**Source data**

..............................

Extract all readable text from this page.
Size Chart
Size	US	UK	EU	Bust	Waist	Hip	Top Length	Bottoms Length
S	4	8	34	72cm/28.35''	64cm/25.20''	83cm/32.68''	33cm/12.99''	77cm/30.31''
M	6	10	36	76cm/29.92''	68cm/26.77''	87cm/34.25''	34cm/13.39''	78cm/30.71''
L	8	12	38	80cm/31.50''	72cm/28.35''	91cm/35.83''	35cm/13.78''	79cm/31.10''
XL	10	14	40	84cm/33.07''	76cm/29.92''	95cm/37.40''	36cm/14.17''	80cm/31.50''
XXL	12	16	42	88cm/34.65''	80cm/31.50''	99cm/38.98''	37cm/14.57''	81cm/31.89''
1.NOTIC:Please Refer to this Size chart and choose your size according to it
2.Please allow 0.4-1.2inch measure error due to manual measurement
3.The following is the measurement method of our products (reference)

..............................

**Written request**
Return the whole listing exactly, with every line included.

**Problem solution**
Extract all readable text from this page.
Size Chart
Size	US	UK	EU	Bust	Waist	Hip	Top Length	Bottoms Length
S	4	8	34	72cm/28.35''	64cm/25.20''	83cm/32.68''	33cm/12.99''	77cm/30.31''
M	6	10	36	76cm/29.92''	68cm/26.77''	87cm/34.25''	34cm/13.39''	78cm/30.71''
L	8	12	38	80cm/31.50''	72cm/28.35''	91cm/35.83''	35cm/13.78''	79cm/31.10''
XL	10	14	40	84cm/33.07''	76cm/29.92''	95cm/37.40''	36cm/14.17''	80cm/31.50''
XXL	12	16	42	88cm/34.65''	80cm/31.50''	99cm/38.98''	37cm/14.57''	81cm/31.89''
1.NOTIC:Please Refer to this Size chart and choose your size according to it
2.Please allow 0.4-1.2inch measure error due to manual measurement
3.The following is the measurement method of our products (reference)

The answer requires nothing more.